Copy every entry precisely.

* **SOURCE MATERIAL**:
** START **
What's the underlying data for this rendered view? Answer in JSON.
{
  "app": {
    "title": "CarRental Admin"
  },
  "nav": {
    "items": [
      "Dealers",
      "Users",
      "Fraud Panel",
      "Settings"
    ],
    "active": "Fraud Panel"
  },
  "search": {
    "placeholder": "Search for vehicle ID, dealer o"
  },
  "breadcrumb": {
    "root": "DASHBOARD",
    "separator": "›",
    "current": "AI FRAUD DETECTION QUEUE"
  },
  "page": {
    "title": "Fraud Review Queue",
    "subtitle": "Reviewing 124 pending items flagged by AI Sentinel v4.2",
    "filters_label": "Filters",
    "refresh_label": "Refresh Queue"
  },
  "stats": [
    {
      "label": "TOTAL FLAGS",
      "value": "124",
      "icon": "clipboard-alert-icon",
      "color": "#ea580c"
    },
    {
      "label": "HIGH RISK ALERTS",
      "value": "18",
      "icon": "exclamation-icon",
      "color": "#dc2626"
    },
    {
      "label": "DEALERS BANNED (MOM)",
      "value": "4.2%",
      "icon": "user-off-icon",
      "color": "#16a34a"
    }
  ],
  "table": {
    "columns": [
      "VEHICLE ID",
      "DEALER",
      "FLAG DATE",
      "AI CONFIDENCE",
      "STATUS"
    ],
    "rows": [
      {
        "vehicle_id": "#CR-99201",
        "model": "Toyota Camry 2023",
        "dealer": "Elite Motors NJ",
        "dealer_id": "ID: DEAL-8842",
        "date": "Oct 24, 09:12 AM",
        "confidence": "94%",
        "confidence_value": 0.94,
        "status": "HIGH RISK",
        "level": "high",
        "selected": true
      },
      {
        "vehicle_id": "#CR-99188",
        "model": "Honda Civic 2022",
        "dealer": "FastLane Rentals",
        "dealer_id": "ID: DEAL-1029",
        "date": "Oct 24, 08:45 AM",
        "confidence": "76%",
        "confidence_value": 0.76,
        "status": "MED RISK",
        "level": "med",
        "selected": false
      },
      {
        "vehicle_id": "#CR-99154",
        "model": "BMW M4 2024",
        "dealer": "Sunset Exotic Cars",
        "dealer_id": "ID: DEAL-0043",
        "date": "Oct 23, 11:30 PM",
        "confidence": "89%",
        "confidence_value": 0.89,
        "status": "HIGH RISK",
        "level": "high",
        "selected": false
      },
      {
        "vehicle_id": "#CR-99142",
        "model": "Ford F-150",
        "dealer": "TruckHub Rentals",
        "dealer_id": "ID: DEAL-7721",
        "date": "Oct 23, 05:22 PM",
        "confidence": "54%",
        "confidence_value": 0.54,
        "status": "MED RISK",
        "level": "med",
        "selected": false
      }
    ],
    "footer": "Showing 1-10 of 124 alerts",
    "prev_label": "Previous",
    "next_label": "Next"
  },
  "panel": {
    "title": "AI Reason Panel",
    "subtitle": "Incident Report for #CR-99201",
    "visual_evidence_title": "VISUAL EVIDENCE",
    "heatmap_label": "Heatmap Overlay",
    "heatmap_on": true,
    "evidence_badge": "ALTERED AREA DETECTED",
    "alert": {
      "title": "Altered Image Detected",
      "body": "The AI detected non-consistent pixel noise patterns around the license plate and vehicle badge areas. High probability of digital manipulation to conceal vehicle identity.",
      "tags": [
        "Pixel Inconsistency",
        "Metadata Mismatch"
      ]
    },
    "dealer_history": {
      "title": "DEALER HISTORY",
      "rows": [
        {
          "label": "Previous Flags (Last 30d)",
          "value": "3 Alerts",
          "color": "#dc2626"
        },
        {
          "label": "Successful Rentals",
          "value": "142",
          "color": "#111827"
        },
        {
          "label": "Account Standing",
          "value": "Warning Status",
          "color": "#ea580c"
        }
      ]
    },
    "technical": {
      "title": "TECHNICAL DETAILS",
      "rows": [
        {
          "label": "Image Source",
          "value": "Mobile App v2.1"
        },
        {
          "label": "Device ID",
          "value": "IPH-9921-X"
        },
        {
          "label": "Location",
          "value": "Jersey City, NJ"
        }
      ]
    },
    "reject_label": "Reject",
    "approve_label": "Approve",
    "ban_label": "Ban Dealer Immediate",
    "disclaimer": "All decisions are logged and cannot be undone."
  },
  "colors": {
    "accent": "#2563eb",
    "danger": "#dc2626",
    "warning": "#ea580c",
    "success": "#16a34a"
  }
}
** END **
* **ANSWER**:
What's the underlying data for this rendered view? Answer in JSON.
{
  "app": {
    "title": "CarRental Admin"
  },
  "nav": {
    "items": [
      "Dealers",
      "Users",
      "Fraud Panel",
      "Settings"
    ],
    "active": "Fraud Panel"
  },
  "search": {
    "placeholder": "Search for vehicle ID, dealer o"
  },
  "breadcrumb": {
    "root": "DASHBOARD",
    "separator": "›",
    "current": "AI FRAUD DETECTION QUEUE"
  },
  "page": {
    "title": "Fraud Review Queue",
    "subtitle": "Reviewing 124 pending items flagged by AI Sentinel v4.2",
    "filters_label": "Filters",
    "refresh_label": "Refresh Queue"
  },
  "stats": [
    {
      "label": "TOTAL FLAGS",
      "value": "124",
      "icon": "clipboard-alert-icon",
      "color": "#ea580c"
    },
    {
      "label": "HIGH RISK ALERTS",
      "value": "18",
      "icon": "exclamation-icon",
      "color": "#dc2626"
    },
    {
      "label": "DEALERS BANNED (MOM)",
      "value": "4.2%",
      "icon": "user-off-icon",
      "color": "#16a34a"
    }
  ],
  "table": {
    "columns": [
      "VEHICLE ID",
      "DEALER",
      "FLAG DATE",
      "AI CONFIDENCE",
      "STATUS"
    ],
    "rows": [
      {
        "vehicle_id": "#CR-99201",
        "model": "Toyota Camry 2023",
        "dealer": "Elite Motors NJ",
        "dealer_id": "ID: DEAL-8842",
        "date": "Oct 24, 09:12 AM",
        "confidence": "94%",
        "confidence_value": 0.94,
        "status": "HIGH RISK",
        "level": "high",
        "selected": true
      },
      {
        "vehicle_id": "#CR-99188",
        "model": "Honda Civic 2022",
        "dealer": "FastLane Rentals",
        "dealer_id": "ID: DEAL-1029",
        "date": "Oct 24, 08:45 AM",
        "confidence": "76%",
        "confidence_value": 0.76,
        "status": "MED RISK",
        "level": "med",
        "selected": false
      },
      {
        "vehicle_id": "#CR-99154",
        "model": "BMW M4 2024",
        "dealer": "Sunset Exotic Cars",
        "dealer_id": "ID: DEAL-0043",
        "date": "Oct 23, 11:30 PM",
        "confidence": "89%",
        "confidence_value": 0.89,
        "status": "HIGH RISK",
        "level": "high",
        "selected": false
      },
      {
        "vehicle_id": "#CR-99142",
        "model": "Ford F-150",
        "dealer": "TruckHub Rentals",
        "dealer_id": "ID: DEAL-7721",
        "date": "Oct 23, 05:22 PM",
        "confidence": "54%",
        "confidence_value": 0.54,
        "status": "MED RISK",
        "level": "med",
        "selected": false
      }
    ],
    "footer": "Showing 1-10 of 124 alerts",
    "prev_label": "Previous",
    "next_label": "Next"
  },
  "panel": {
    "title": "AI Reason Panel",
    "subtitle": "Incident Report for #CR-99201",
    "visual_evidence_title": "VISUAL EVIDENCE",
    "heatmap_label": "Heatmap Overlay",
    "heatmap_on": true,
    "evidence_badge": "ALTERED AREA DETECTED",
    "alert": {
      "title": "Altered Image Detected",
      "body": "The AI detected non-consistent pixel noise patterns around the license plate and vehicle badge areas. High probability of digital manipulation to conceal vehicle identity.",
      "tags": [
        "Pixel Inconsistency",
        "Metadata Mismatch"
      ]
    },
    "dealer_history": {
      "title": "DEALER HISTORY",
      "rows": [
        {
          "label": "Previous Flags (Last 30d)",
          "value": "3 Alerts",
          "color": "#dc2626"
        },
        {
          "label": "Successful Rentals",
          "value": "142",
          "color": "#111827"
        },
        {
          "label": "Account Standing",
          "value": "Warning Status",
          "color": "#ea580c"
        }
      ]
    },
    "technical": {
      "title": "TECHNICAL DETAILS",
      "rows": [
        {
          "label": "Image Source",
          "value": "Mobile App v2.1"
        },
        {
          "label": "Device ID",
          "value": "IPH-9921-X"
        },
        {
          "label": "Location",
          "value": "Jersey City, NJ"
        }
      ]
    },
    "reject_label": "Reject",
    "approve_label": "Approve",
    "ban_label": "Ban Dealer Immediate",
    "disclaimer": "All decisions are logged and cannot be undone."
  },
  "colors": {
    "accent": "#2563eb",
    "danger": "#dc2626",
    "warning": "#ea580c",
    "success": "#16a34a"
  }
}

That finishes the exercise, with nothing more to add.